DIRECTIVE -> Retype all of the data. Every line must match exactly.

Items from a dataset ->
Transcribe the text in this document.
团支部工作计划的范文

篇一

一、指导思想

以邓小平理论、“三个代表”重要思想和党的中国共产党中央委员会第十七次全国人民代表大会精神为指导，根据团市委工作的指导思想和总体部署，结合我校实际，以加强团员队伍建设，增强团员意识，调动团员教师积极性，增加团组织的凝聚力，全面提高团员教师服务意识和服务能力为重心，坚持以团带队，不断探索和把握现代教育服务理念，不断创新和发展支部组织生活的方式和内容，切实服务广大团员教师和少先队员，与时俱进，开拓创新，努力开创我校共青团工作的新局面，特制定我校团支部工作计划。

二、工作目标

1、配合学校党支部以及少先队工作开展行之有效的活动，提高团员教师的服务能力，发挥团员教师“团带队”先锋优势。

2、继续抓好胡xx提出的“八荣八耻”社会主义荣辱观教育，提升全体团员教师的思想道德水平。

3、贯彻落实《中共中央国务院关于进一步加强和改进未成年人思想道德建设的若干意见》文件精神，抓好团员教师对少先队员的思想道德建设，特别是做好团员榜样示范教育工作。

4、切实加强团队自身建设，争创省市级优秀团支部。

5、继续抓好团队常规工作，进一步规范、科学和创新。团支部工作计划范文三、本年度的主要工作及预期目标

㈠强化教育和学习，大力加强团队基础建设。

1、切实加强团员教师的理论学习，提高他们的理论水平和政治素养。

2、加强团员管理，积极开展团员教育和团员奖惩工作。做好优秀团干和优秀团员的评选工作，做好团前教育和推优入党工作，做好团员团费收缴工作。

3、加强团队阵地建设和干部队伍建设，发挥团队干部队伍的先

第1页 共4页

RESULT OF THIS TASK ->
Transcribe the text in this document.
团支部工作计划的范文

篇一

一、指导思想

以邓小平理论、“三个代表”重要思想和党的中国共产党中央委员会第十七次全国人民代表大会精神为指导，根据团市委工作的指导思想和总体部署，结合我校实际，以加强团员队伍建设，增强团员意识，调动团员教师积极性，增加团组织的凝聚力，全面提高团员教师服务意识和服务能力为重心，坚持以团带队，不断探索和把握现代教育服务理念，不断创新和发展支部组织生活的方式和内容，切实服务广大团员教师和少先队员，与时俱进，开拓创新，努力开创我校共青团工作的新局面，特制定我校团支部工作计划。

二、工作目标

1、配合学校党支部以及少先队工作开展行之有效的活动，提高团员教师的服务能力，发挥团员教师“团带队”先锋优势。

2、继续抓好胡xx提出的“八荣八耻”社会主义荣辱观教育，提升全体团员教师的思想道德水平。

3、贯彻落实《中共中央国务院关于进一步加强和改进未成年人思想道德建设的若干意见》文件精神，抓好团员教师对少先队员的思想道德建设，特别是做好团员榜样示范教育工作。

4、切实加强团队自身建设，争创省市级优秀团支部。

5、继续抓好团队常规工作，进一步规范、科学和创新。团支部工作计划范文三、本年度的主要工作及预期目标

㈠强化教育和学习，大力加强团队基础建设。

1、切实加强团员教师的理论学习，提高他们的理论水平和政治素养。

2、加强团员管理，积极开展团员教育和团员奖惩工作。做好优秀团干和优秀团员的评选工作，做好团前教育和推优入党工作，做好团员团费收缴工作。

3、加强团队阵地建设和干部队伍建设，发挥团队干部队伍的先

第1页 共4页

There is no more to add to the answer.